REQUIREMENT: Pull every line containing "JSON" out of the material below.

○ ○ ○ ○ ○

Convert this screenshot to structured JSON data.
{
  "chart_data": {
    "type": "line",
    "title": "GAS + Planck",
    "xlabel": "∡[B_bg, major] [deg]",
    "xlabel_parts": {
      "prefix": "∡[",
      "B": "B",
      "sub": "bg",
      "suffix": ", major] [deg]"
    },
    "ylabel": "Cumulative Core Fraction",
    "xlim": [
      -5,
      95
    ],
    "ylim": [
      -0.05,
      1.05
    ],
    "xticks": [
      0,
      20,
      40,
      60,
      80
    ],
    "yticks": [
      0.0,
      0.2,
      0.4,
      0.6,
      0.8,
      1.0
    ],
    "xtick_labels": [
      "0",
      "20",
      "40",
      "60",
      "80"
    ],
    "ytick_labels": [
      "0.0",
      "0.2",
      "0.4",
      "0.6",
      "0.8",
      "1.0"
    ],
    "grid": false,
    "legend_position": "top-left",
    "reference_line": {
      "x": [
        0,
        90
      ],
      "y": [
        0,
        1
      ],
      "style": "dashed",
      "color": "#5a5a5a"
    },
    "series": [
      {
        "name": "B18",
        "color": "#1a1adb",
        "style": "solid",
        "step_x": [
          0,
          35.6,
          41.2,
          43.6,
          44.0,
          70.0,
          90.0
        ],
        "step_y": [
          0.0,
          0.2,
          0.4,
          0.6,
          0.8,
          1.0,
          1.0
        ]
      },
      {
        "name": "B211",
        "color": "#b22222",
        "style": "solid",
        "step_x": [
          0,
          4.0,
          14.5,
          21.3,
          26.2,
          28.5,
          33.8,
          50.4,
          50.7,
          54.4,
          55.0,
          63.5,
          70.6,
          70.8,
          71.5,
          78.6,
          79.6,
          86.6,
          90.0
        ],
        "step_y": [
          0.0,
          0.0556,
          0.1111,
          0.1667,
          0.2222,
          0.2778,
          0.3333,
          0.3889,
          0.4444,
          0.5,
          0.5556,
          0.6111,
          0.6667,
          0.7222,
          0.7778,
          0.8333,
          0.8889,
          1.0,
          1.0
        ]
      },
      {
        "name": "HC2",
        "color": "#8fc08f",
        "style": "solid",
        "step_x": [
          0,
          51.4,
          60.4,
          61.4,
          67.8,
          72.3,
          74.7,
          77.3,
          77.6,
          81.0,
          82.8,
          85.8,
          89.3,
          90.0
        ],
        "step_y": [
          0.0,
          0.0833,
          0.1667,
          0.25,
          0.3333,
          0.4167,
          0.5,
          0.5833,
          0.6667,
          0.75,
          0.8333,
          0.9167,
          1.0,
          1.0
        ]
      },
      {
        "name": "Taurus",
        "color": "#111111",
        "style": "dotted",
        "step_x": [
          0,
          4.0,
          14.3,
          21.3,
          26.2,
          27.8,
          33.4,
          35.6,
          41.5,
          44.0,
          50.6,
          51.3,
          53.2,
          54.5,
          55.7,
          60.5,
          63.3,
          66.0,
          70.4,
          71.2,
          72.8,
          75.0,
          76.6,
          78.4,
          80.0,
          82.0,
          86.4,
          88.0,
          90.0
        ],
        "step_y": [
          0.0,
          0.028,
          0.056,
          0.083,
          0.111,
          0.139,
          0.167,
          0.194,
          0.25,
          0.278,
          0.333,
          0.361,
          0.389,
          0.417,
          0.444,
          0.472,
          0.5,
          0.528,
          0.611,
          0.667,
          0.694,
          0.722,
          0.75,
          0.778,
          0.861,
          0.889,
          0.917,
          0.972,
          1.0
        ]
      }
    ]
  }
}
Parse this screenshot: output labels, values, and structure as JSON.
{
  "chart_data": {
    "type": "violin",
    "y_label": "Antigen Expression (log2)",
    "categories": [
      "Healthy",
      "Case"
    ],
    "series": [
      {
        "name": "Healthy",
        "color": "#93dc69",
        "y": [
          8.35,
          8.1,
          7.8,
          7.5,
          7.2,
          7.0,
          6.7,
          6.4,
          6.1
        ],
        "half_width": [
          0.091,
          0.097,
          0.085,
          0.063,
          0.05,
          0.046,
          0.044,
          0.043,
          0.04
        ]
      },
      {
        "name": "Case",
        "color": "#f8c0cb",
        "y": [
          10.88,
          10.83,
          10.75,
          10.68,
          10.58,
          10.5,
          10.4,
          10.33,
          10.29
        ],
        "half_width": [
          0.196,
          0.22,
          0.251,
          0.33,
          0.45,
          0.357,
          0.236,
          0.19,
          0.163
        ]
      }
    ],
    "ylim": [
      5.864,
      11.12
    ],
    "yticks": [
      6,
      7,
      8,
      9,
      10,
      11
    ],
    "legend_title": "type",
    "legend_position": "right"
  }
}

○ ○ ○ ○ ○

RESPONSE FOR THIS EXERCISE:
Convert this screenshot to structured JSON data.
Parse this screenshot: output labels, values, and structure as JSON.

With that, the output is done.